RECORD EXCERPTS:
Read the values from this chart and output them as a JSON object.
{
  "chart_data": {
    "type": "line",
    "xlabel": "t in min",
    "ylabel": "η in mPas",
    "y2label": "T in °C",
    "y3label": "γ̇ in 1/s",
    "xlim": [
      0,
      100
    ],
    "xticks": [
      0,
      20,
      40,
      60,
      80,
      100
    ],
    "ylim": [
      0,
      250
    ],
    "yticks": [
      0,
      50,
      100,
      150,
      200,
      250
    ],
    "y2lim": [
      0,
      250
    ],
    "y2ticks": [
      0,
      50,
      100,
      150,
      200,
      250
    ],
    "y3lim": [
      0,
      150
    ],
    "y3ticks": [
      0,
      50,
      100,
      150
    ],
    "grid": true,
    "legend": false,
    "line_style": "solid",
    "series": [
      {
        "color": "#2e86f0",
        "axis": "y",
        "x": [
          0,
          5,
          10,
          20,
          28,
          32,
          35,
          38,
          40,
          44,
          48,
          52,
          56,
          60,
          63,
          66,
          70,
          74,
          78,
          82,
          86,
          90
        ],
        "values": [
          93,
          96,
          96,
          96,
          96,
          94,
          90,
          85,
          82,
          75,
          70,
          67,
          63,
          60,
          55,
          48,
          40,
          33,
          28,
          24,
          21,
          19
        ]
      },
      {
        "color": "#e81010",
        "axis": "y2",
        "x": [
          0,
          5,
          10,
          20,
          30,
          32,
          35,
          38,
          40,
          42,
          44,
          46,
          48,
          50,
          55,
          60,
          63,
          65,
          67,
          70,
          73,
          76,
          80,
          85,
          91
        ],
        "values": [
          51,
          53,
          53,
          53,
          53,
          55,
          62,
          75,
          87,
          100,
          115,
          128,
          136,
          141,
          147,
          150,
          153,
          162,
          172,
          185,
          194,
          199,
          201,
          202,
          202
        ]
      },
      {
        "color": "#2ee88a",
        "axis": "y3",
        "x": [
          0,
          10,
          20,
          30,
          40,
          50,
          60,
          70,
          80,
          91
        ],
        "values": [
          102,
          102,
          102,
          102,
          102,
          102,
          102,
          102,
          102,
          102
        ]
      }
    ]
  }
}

WORK TO BE COMPLETED: Every line above should be printed again exactly as it stands.

EXPECTED ANSWER:
Read the values from this chart and output them as a JSON object.
{
  "chart_data": {
    "type": "line",
    "xlabel": "t in min",
    "ylabel": "η in mPas",
    "y2label": "T in °C",
    "y3label": "γ̇ in 1/s",
    "xlim": [
      0,
      100
    ],
    "xticks": [
      0,
      20,
      40,
      60,
      80,
      100
    ],
    "ylim": [
      0,
      250
    ],
    "yticks": [
      0,
      50,
      100,
      150,
      200,
      250
    ],
    "y2lim": [
      0,
      250
    ],
    "y2ticks": [
      0,
      50,
      100,
      150,
      200,
      250
    ],
    "y3lim": [
      0,
      150
    ],
    "y3ticks": [
      0,
      50,
      100,
      150
    ],
    "grid": true,
    "legend": false,
    "line_style": "solid",
    "series": [
      {
        "color": "#2e86f0",
        "axis": "y",
        "x": [
          0,
          5,
          10,
          20,
          28,
          32,
          35,
          38,
          40,
          44,
          48,
          52,
          56,
          60,
          63,
          66,
          70,
          74,
          78,
          82,
          86,
          90
        ],
        "values": [
          93,
          96,
          96,
          96,
          96,
          94,
          90,
          85,
          82,
          75,
          70,
          67,
          63,
          60,
          55,
          48,
          40,
          33,
          28,
          24,
          21,
          19
        ]
      },
      {
        "color": "#e81010",
        "axis": "y2",
        "x": [
          0,
          5,
          10,
          20,
          30,
          32,
          35,
          38,
          40,
          42,
          44,
          46,
          48,
          50,
          55,
          60,
          63,
          65,
          67,
          70,
          73,
          76,
          80,
          85,
          91
        ],
        "values": [
          51,
          53,
          53,
          53,
          53,
          55,
          62,
          75,
          87,
          100,
          115,
          128,
          136,
          141,
          147,
          150,
          153,
          162,
          172,
          185,
          194,
          199,
          201,
          202,
          202
        ]
      },
      {
        "color": "#2ee88a",
        "axis": "y3",
        "x": [
          0,
          10,
          20,
          30,
          40,
          50,
          60,
          70,
          80,
          91
        ],
        "values": [
          102,
          102,
          102,
          102,
          102,
          102,
          102,
          102,
          102,
          102
        ]
      }
    ]
  }
}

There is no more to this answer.